● Exercise instructions
Your answer should be one number: the count of lines in these entries that hold the word "Area".
------ Listed entries ------
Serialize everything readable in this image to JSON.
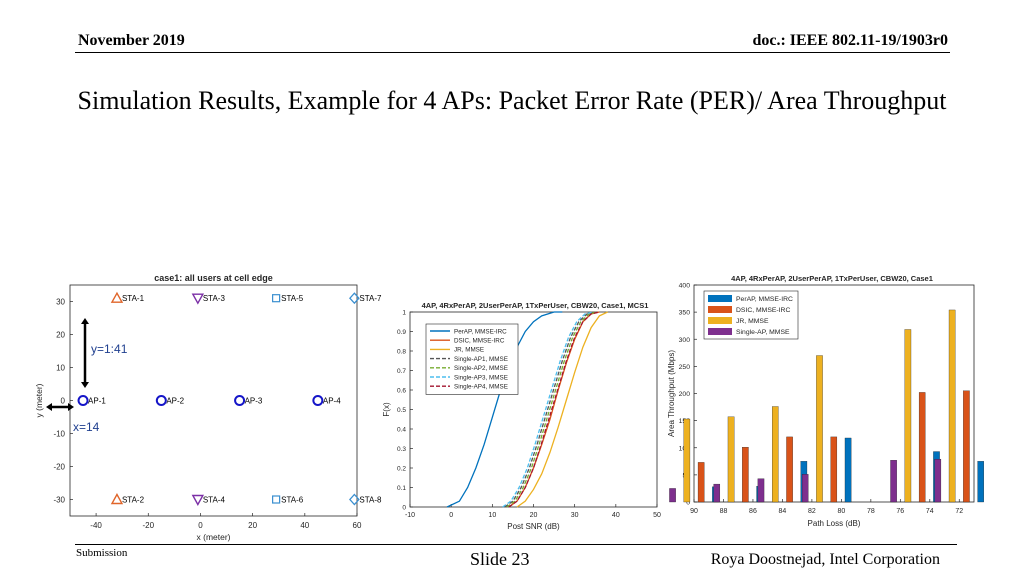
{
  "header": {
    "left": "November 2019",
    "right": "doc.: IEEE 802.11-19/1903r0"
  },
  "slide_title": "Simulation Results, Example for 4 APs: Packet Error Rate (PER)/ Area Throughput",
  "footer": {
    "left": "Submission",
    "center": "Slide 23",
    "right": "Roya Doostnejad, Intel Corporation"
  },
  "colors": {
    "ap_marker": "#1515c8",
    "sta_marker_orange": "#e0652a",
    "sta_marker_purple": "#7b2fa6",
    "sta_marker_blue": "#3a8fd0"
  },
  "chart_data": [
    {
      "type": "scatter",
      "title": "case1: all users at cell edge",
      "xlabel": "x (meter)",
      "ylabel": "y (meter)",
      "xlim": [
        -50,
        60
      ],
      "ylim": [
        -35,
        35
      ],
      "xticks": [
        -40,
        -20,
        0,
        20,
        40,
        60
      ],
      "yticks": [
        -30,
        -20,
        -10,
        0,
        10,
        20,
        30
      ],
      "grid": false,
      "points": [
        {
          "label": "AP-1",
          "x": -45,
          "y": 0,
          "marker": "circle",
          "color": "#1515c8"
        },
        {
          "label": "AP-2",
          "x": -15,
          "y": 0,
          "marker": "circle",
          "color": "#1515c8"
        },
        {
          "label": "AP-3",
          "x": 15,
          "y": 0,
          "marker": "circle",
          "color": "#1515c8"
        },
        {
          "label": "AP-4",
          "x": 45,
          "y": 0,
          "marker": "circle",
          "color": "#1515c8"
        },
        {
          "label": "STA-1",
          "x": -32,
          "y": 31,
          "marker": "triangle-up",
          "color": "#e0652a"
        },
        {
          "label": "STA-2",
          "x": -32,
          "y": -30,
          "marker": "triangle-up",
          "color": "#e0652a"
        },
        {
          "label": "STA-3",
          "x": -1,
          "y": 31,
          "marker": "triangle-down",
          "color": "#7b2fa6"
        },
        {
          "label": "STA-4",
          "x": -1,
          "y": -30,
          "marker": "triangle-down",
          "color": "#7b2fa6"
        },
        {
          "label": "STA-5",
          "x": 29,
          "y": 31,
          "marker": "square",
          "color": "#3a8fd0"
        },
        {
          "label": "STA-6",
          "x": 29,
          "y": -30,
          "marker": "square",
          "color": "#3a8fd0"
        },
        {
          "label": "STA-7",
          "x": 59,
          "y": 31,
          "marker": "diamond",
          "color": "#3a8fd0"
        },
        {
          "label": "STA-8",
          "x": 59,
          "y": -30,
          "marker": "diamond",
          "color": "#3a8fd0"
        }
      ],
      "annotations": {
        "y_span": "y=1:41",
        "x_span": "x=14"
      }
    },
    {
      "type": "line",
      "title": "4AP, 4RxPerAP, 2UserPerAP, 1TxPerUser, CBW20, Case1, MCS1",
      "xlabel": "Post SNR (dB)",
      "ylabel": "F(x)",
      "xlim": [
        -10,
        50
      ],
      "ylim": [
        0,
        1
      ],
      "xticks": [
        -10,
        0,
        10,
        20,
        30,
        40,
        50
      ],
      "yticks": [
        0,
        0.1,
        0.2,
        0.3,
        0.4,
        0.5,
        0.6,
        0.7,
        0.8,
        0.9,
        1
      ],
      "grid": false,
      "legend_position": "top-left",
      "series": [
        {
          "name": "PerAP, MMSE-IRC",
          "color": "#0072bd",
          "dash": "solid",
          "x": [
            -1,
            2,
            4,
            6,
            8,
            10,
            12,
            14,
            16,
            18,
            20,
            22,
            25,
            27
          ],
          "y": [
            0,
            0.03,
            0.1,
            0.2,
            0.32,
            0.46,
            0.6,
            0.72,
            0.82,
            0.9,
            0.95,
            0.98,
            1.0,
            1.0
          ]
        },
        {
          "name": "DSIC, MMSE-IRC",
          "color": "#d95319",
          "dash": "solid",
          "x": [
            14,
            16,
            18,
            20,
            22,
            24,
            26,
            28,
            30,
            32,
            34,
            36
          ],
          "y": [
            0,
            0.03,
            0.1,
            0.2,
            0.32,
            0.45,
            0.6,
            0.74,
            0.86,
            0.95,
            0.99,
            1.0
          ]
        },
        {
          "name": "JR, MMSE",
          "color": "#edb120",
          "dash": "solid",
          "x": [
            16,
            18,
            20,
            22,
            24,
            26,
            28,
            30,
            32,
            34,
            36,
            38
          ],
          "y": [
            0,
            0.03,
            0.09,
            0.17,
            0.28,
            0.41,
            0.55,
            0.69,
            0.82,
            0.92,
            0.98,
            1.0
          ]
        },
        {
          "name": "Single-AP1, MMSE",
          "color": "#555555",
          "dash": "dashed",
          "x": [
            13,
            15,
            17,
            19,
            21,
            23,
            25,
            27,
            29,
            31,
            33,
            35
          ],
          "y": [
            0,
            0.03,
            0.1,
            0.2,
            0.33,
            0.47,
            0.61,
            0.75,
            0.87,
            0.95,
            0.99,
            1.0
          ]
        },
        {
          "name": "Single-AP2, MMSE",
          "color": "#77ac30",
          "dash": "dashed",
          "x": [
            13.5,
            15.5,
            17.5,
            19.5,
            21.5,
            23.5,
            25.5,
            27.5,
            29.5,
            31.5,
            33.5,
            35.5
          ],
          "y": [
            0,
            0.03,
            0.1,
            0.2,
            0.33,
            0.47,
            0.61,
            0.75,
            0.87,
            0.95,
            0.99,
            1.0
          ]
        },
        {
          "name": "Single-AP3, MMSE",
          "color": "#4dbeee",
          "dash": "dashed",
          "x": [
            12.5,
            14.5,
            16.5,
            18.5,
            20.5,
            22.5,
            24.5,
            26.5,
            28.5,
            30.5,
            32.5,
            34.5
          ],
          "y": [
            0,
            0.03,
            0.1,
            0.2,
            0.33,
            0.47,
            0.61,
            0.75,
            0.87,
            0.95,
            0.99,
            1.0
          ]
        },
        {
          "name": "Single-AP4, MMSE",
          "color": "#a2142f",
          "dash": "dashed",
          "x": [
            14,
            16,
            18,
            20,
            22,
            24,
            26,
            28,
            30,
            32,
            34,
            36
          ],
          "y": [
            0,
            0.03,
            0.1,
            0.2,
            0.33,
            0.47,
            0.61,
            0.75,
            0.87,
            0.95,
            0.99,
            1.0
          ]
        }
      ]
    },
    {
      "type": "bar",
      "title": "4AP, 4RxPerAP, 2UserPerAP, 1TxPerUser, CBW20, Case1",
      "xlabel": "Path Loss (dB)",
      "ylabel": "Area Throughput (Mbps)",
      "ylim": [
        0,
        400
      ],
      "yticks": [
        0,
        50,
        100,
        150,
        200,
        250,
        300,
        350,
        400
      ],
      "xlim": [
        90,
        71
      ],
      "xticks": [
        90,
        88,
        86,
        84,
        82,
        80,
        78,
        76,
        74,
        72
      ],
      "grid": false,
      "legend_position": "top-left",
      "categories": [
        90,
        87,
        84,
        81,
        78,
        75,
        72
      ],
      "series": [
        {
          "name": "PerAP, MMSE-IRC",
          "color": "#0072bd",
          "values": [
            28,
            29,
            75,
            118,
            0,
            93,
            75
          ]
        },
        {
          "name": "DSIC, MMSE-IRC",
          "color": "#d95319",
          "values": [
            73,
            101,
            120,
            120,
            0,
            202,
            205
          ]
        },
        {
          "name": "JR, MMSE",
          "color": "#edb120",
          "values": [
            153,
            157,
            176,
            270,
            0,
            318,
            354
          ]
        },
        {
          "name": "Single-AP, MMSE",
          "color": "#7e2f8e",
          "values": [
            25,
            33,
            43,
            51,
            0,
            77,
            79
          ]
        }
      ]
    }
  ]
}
------
● Result of this exercise
2